- Short exercise:
Scan the listing below for the word "Shipping" and state how many lines hold it. Write nothing but the number.

[Stored data]

———

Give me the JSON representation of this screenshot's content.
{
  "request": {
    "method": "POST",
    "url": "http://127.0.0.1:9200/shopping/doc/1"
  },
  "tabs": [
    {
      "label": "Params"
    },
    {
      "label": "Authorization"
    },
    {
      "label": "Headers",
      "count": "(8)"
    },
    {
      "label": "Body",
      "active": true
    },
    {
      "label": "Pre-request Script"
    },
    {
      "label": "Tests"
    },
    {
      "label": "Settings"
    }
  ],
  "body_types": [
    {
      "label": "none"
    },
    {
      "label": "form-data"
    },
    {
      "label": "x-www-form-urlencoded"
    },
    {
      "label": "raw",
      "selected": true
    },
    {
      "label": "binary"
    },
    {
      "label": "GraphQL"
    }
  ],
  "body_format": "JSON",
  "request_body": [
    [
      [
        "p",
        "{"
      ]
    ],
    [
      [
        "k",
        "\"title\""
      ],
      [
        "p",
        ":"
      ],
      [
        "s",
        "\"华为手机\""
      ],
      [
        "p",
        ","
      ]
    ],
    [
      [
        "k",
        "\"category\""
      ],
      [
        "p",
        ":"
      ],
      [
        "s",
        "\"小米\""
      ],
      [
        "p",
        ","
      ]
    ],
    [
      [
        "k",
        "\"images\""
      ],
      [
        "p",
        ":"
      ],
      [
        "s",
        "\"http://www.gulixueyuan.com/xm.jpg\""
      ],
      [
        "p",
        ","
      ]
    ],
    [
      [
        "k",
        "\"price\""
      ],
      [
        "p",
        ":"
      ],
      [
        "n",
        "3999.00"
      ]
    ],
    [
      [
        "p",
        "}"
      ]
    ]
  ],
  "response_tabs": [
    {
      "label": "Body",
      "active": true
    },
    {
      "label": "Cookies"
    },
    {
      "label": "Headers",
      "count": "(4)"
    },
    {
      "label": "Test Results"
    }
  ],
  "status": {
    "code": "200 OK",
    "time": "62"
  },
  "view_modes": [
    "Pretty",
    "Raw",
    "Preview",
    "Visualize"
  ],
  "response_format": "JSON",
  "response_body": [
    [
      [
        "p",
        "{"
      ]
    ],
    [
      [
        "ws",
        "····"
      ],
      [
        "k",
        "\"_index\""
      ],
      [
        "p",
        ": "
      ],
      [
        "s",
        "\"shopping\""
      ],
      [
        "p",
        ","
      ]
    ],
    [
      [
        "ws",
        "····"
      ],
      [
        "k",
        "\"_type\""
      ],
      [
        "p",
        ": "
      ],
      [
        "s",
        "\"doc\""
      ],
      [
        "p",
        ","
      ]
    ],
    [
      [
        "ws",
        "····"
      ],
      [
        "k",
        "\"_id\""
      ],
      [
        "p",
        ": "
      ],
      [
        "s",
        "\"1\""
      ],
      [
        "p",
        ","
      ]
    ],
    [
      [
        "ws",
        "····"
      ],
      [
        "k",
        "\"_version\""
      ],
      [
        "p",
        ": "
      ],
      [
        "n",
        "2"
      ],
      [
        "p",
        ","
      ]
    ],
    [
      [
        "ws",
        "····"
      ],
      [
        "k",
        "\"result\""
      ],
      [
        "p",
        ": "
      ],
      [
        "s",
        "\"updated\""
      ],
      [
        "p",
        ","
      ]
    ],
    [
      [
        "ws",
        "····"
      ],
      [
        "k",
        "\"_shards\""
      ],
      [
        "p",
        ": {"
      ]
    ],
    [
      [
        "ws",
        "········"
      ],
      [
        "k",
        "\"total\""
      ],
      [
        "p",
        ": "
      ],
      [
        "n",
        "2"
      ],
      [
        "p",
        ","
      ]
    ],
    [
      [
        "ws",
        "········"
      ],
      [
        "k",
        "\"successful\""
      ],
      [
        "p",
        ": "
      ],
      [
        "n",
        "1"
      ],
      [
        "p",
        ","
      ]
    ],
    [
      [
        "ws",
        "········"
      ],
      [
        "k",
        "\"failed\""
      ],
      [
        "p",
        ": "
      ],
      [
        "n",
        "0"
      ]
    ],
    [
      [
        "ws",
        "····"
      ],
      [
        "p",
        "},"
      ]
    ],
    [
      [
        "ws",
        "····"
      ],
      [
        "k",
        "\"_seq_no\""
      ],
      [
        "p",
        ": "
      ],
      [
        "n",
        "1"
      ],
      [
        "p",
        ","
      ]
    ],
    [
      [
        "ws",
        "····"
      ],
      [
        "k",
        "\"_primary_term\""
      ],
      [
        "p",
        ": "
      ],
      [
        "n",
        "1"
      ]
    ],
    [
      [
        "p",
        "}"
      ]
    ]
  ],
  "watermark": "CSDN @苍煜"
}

———

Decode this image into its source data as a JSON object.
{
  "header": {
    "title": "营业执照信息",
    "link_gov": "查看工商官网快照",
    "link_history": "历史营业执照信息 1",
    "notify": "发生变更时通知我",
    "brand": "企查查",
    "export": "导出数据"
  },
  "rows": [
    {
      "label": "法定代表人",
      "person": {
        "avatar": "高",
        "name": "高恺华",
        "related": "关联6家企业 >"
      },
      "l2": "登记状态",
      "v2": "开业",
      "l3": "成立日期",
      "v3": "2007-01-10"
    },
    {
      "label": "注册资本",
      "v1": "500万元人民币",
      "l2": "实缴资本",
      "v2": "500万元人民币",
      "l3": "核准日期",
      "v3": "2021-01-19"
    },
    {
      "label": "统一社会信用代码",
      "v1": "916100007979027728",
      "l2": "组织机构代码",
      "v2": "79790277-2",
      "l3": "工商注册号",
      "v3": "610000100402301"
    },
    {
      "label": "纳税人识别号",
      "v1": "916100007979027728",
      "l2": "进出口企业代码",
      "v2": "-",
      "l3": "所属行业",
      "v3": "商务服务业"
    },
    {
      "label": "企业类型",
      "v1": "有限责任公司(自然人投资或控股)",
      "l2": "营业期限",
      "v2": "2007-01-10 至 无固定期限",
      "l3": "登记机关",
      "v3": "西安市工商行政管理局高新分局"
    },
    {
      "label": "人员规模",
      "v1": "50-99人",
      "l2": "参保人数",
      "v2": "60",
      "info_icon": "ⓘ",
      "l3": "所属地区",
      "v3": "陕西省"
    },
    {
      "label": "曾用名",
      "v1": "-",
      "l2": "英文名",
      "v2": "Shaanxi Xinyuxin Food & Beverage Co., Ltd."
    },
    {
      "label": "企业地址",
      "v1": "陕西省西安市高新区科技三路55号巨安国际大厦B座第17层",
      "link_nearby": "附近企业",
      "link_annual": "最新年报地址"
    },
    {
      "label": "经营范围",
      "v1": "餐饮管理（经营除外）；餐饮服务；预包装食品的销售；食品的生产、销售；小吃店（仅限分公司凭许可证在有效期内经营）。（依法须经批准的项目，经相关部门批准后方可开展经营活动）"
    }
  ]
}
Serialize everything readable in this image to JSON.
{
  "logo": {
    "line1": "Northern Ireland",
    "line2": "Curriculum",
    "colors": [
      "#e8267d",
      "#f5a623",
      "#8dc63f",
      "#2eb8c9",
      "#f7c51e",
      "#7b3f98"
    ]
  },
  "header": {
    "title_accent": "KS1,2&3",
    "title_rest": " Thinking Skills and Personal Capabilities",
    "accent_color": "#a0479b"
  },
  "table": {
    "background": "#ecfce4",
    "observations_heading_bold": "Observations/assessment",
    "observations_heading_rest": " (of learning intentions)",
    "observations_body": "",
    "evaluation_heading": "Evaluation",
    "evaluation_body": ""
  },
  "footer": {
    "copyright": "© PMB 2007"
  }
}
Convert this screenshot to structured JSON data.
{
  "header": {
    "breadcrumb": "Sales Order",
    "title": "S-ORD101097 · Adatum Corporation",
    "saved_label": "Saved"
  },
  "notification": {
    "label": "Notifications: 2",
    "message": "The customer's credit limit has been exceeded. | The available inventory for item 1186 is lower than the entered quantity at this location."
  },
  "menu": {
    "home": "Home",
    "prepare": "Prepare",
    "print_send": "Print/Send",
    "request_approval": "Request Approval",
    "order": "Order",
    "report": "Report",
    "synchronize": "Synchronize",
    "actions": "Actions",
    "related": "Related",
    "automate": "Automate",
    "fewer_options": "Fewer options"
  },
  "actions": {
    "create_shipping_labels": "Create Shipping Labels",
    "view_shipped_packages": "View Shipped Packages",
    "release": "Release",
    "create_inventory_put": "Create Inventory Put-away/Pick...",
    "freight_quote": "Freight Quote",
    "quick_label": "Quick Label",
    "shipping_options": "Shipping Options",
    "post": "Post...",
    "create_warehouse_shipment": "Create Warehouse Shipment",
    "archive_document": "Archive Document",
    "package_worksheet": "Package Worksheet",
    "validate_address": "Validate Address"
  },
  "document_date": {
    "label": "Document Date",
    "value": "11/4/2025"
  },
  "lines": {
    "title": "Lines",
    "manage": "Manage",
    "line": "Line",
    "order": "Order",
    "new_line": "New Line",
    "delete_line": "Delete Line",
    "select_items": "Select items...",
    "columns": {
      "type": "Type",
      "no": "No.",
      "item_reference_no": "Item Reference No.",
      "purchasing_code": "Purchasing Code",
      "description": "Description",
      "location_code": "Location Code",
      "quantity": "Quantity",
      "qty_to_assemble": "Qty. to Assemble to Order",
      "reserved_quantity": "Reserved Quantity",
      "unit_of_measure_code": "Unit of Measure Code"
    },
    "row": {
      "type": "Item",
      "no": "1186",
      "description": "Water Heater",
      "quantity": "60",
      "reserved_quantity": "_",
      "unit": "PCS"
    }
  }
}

———

- Full solution:
2